## LISTED ENTRIES
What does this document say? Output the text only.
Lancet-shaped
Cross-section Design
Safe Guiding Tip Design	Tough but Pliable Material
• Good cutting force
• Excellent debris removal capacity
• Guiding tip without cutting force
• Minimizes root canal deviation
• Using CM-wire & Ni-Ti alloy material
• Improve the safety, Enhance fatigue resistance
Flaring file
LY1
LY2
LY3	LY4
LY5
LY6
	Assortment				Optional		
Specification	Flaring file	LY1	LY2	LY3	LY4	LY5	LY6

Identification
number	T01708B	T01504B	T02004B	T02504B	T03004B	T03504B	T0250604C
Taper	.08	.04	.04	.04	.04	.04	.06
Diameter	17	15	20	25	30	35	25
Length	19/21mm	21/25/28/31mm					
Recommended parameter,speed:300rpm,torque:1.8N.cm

## AIM OF THE EXERCISE
Check each line of the data above for the word "Flaring" and say how many lines have it. Give the number alone.

## SOLUTION TO THE EXERCISE
2